Job:
Using the entries that follow, state how many lines contain the word "label". The response is that number and nothing more.

Data for this exercise:
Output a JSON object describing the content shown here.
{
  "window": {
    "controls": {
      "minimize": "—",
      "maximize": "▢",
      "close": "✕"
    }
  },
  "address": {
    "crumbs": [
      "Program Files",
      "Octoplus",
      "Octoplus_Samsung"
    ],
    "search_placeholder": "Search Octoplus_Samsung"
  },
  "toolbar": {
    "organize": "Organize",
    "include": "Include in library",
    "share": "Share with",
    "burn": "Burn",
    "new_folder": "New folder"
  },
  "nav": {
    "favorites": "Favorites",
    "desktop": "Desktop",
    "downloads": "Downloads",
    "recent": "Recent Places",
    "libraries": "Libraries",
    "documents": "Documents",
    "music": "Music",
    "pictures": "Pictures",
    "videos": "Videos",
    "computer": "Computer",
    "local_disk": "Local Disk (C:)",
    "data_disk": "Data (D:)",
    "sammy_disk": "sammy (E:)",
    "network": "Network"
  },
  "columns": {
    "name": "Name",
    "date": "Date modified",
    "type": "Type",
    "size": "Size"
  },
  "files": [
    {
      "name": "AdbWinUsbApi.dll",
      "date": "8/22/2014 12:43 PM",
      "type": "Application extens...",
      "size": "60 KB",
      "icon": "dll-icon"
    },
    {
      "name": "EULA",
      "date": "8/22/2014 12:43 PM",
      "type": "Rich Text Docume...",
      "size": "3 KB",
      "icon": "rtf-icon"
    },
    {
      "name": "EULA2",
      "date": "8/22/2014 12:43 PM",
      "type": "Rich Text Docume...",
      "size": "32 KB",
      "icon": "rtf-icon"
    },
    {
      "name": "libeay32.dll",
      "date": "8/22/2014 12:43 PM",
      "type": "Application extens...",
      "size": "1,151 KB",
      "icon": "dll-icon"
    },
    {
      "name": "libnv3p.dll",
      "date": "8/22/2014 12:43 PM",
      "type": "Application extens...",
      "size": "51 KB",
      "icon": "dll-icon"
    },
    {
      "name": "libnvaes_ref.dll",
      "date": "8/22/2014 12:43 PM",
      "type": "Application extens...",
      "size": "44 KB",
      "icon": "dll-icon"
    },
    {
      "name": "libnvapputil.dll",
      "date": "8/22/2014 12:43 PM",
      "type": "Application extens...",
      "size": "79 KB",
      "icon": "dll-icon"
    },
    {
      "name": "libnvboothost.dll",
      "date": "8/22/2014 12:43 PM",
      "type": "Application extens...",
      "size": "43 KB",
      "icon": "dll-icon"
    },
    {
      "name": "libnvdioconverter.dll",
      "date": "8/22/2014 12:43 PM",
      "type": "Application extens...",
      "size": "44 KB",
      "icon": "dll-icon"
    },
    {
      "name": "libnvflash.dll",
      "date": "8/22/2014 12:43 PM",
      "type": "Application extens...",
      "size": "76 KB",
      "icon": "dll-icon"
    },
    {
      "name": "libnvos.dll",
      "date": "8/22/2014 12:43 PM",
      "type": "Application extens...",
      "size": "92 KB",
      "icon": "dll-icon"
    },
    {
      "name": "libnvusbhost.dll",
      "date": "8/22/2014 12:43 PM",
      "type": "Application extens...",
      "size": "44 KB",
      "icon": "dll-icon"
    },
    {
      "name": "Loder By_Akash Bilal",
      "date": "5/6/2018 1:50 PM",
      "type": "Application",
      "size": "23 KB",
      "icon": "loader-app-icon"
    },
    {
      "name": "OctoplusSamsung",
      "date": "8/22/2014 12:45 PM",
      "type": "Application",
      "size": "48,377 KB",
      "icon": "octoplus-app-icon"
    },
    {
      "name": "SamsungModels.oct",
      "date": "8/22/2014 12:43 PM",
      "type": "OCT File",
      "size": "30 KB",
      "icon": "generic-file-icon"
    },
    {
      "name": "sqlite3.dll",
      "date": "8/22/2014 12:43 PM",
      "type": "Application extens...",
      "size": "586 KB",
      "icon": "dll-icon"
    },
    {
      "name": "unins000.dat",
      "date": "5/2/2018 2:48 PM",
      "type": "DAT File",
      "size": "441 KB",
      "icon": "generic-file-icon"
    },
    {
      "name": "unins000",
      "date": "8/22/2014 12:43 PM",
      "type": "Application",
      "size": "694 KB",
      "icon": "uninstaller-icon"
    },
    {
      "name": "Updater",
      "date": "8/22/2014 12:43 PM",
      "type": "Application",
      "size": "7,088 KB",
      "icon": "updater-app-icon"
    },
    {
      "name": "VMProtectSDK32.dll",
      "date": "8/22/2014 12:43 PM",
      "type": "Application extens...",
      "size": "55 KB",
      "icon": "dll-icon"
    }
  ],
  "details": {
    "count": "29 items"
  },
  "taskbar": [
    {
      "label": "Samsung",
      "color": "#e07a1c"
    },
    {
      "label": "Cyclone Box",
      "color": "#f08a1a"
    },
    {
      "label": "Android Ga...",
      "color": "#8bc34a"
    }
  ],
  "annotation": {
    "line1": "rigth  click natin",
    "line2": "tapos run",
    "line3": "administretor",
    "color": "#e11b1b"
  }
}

Written response:
3